Collected data entries

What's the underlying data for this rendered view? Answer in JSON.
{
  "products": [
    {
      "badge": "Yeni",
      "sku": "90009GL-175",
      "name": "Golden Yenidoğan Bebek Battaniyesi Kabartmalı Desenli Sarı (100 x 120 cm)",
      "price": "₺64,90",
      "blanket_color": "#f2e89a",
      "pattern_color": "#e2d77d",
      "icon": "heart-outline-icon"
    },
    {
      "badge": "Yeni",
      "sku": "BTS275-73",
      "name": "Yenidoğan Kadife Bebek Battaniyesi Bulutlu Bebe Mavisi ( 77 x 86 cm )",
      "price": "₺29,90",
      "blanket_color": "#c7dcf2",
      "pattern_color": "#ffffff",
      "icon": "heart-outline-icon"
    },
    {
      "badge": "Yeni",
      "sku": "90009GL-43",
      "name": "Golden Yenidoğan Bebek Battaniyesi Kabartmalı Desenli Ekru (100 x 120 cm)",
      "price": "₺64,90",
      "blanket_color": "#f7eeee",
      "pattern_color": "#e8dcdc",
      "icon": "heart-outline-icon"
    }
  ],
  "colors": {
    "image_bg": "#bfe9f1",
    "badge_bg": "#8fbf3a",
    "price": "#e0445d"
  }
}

- _Problem description_
Which lines in the listing above hold the word "name"? Show each of them.

- _Correct output_
      "name": "Golden Yenidoğan Bebek Battaniyesi Kabartmalı Desenli Sarı (100 x 120 cm)",
      "name": "Yenidoğan Kadife Bebek Battaniyesi Bulutlu Bebe Mavisi ( 77 x 86 cm )",
      "name": "Golden Yenidoğan Bebek Battaniyesi Kabartmalı Desenli Ekru (100 x 120 cm)",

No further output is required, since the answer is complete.